→ **Saved entries**:
--------------------------------------------------
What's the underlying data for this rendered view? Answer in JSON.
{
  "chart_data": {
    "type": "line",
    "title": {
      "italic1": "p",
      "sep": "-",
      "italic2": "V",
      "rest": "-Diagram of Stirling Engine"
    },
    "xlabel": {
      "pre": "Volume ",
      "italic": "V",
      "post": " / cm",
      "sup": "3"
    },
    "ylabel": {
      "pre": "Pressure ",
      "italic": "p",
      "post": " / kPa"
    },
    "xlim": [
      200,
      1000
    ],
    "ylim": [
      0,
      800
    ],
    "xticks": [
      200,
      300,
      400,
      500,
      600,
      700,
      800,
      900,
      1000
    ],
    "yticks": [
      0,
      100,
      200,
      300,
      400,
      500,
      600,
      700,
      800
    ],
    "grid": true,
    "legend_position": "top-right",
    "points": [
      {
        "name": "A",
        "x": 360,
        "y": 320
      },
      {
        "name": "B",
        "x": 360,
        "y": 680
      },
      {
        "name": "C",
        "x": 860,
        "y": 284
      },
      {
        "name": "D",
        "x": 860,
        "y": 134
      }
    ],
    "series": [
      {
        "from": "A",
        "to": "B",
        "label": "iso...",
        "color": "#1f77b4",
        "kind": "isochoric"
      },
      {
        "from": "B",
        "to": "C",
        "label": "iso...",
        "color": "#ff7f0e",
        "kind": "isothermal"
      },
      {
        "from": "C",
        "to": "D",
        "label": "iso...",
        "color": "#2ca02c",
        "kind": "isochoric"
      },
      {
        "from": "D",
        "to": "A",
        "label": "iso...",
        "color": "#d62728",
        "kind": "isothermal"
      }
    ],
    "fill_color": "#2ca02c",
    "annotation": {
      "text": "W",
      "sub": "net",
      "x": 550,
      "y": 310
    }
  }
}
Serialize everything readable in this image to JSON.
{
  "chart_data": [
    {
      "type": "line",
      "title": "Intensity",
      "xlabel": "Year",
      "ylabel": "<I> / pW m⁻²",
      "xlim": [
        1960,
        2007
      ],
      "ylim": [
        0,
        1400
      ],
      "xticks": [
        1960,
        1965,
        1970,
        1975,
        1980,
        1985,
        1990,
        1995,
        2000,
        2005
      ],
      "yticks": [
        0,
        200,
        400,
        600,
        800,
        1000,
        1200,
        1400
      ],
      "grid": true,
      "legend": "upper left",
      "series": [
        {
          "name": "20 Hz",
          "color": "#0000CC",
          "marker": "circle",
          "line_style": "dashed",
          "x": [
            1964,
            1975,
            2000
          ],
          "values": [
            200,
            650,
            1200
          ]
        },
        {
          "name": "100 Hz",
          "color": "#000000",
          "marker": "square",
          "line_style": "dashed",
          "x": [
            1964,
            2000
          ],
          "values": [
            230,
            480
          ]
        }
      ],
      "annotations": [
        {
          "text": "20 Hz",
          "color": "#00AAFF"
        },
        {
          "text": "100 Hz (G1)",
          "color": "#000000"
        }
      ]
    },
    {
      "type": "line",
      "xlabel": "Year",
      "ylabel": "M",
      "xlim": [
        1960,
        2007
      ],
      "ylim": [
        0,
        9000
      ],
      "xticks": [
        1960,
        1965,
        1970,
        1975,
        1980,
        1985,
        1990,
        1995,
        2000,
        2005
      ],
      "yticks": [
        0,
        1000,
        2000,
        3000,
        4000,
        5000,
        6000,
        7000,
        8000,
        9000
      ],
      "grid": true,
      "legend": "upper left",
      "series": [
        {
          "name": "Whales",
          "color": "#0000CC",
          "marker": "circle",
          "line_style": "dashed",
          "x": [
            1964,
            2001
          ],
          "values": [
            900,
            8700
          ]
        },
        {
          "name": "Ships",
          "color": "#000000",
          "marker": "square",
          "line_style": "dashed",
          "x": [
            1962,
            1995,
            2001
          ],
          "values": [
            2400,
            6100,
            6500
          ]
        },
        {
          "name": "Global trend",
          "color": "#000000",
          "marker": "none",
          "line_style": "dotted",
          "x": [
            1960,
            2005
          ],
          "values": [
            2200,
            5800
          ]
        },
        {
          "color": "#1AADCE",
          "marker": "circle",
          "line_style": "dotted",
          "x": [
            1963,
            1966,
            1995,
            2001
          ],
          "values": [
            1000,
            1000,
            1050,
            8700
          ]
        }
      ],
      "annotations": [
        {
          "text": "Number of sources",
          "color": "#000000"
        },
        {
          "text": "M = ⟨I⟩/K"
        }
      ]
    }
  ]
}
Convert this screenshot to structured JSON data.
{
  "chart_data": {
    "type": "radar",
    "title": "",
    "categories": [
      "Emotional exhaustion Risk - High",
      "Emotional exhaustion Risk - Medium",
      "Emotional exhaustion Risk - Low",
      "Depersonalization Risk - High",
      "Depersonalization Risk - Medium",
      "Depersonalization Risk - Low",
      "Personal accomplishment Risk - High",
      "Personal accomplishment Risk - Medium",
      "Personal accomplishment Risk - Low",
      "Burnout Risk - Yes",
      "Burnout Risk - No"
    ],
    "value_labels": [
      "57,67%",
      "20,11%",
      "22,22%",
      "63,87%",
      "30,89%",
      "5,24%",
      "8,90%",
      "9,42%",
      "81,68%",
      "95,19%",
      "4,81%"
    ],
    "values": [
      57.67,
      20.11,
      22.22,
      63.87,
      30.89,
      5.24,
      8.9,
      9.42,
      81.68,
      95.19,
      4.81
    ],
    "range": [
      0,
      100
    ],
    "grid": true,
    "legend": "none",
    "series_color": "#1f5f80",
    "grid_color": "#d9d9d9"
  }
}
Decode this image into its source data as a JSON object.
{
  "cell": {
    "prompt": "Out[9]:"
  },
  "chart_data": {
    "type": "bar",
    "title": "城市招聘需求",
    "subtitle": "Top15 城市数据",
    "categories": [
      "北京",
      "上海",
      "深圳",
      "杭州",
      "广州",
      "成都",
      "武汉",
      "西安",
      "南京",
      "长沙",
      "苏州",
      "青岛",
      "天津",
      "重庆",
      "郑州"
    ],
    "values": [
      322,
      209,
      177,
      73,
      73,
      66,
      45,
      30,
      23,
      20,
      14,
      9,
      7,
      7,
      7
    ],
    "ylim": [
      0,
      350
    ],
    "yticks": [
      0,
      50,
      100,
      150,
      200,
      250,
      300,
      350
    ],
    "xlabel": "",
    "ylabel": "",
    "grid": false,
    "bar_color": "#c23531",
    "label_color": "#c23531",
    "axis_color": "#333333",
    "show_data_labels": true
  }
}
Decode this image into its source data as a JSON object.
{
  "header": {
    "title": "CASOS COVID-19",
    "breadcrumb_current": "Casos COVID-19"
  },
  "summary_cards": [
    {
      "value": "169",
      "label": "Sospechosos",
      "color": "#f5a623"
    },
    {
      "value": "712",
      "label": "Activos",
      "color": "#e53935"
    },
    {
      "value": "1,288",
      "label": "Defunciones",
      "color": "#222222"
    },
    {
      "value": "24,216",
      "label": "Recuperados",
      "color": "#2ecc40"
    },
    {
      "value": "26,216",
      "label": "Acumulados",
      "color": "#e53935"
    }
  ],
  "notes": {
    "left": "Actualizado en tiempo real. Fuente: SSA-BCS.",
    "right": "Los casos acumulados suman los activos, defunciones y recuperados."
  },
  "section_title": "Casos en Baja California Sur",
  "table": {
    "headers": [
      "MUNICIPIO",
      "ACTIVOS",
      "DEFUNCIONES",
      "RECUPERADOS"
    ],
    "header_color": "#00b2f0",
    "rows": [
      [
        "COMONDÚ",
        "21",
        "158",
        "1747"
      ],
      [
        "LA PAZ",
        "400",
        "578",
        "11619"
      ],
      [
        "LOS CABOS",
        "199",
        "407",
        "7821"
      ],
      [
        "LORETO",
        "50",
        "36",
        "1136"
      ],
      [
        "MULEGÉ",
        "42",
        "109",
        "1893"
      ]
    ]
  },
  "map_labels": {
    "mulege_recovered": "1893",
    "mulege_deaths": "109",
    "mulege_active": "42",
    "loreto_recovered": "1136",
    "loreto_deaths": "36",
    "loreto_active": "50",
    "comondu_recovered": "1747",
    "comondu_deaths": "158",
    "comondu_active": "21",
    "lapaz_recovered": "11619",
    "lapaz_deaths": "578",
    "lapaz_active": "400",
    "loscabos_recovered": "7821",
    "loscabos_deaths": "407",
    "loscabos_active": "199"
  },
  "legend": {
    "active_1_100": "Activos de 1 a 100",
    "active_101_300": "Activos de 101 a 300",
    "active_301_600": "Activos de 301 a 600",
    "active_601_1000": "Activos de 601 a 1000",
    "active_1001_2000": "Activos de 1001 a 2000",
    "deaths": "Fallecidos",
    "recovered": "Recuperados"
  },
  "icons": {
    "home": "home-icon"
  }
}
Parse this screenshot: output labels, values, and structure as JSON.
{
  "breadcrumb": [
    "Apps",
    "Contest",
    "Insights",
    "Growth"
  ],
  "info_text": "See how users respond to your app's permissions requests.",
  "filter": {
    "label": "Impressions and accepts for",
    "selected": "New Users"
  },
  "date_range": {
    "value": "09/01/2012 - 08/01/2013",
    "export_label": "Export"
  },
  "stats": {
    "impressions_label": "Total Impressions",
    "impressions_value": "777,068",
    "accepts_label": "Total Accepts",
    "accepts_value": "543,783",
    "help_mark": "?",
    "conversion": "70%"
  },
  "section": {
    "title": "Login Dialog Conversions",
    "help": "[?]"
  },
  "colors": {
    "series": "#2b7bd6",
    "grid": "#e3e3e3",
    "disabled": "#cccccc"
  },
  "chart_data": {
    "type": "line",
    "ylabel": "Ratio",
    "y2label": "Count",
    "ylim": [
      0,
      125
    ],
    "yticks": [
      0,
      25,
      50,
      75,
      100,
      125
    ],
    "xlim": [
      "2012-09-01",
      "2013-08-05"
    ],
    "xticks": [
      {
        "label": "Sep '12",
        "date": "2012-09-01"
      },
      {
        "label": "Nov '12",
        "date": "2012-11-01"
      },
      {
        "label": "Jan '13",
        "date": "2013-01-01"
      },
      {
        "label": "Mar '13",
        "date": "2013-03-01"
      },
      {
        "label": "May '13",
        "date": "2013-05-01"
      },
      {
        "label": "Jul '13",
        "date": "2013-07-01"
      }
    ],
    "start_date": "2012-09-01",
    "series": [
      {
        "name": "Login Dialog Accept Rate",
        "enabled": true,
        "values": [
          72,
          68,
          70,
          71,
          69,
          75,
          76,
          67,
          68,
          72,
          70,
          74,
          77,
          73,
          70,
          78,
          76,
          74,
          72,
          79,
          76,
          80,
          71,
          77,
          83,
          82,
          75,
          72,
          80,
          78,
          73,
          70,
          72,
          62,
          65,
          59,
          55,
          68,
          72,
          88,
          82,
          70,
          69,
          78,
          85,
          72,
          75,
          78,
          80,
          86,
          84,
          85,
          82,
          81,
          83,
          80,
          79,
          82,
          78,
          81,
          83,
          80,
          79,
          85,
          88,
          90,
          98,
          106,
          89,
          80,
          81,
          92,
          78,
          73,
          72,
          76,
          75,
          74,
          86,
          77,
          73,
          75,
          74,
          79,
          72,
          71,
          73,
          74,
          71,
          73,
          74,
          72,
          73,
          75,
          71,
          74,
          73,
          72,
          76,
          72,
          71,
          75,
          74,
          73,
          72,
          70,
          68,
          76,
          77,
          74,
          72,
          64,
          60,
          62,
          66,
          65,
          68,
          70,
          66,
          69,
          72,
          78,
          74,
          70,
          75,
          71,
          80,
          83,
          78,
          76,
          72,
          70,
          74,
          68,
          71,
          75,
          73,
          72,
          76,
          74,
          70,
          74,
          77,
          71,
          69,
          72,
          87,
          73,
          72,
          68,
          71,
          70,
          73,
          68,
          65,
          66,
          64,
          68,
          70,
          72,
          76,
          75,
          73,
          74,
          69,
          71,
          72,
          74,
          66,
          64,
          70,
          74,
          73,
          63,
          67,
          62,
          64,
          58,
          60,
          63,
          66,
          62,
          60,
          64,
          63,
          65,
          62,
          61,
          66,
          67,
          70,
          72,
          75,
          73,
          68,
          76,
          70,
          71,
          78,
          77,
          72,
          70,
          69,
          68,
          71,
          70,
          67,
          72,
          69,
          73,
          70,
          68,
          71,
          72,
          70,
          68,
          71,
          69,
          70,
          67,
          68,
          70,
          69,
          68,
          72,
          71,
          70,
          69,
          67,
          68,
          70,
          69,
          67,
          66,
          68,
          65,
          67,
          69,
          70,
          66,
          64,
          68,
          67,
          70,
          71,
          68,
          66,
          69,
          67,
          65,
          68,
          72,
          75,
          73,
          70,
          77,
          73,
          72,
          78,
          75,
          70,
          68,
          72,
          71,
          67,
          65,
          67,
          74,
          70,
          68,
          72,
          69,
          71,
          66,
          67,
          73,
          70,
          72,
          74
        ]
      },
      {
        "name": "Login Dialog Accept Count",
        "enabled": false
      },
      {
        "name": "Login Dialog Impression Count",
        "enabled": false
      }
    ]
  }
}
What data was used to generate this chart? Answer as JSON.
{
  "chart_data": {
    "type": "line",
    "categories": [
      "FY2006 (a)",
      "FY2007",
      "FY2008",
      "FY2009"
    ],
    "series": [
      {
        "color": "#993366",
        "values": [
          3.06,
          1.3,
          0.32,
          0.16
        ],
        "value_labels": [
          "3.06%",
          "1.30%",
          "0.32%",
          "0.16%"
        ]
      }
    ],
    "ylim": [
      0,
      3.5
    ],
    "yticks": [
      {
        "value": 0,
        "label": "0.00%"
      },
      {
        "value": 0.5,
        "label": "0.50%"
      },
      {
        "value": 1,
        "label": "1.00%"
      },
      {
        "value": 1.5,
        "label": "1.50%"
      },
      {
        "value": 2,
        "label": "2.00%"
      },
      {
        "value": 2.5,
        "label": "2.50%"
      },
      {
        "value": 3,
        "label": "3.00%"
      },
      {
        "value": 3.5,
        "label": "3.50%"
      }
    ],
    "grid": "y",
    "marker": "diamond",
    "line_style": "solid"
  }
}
--------------------------------------------------
→ **Your goal**:
Copy each line from the data above that includes "Answer".

→ **Exercise solution**:
What's the underlying data for this rendered view? Answer in JSON.
What data was used to generate this chart? Answer as JSON.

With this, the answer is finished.